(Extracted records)
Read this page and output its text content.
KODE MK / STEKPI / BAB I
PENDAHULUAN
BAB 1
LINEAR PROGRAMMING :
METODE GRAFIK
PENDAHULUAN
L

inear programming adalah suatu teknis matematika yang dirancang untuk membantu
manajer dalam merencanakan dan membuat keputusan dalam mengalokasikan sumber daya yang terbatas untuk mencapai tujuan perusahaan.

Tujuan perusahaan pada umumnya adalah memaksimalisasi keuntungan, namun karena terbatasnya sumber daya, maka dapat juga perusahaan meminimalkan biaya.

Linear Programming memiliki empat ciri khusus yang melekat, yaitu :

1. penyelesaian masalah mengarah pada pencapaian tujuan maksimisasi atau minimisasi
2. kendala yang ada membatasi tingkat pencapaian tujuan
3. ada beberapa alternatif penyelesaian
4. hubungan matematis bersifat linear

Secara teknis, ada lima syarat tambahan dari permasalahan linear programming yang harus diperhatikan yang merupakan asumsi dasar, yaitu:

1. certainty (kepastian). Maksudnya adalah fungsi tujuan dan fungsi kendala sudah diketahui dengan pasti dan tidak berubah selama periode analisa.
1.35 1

Written request:
Reproduce each entry above exactly, keeping every word.

Written answer:
Read this page and output its text content.
KODE MK / STEKPI / BAB I
PENDAHULUAN
BAB 1
LINEAR PROGRAMMING :
METODE GRAFIK
PENDAHULUAN
L

inear programming adalah suatu teknis matematika yang dirancang untuk membantu
manajer dalam merencanakan dan membuat keputusan dalam mengalokasikan sumber daya yang terbatas untuk mencapai tujuan perusahaan.

Tujuan perusahaan pada umumnya adalah memaksimalisasi keuntungan, namun karena terbatasnya sumber daya, maka dapat juga perusahaan meminimalkan biaya.

Linear Programming memiliki empat ciri khusus yang melekat, yaitu :

1. penyelesaian masalah mengarah pada pencapaian tujuan maksimisasi atau minimisasi
2. kendala yang ada membatasi tingkat pencapaian tujuan
3. ada beberapa alternatif penyelesaian
4. hubungan matematis bersifat linear

Secara teknis, ada lima syarat tambahan dari permasalahan linear programming yang harus diperhatikan yang merupakan asumsi dasar, yaitu:

1. certainty (kepastian). Maksudnya adalah fungsi tujuan dan fungsi kendala sudah diketahui dengan pasti dan tidak berubah selama periode analisa.
1.35 1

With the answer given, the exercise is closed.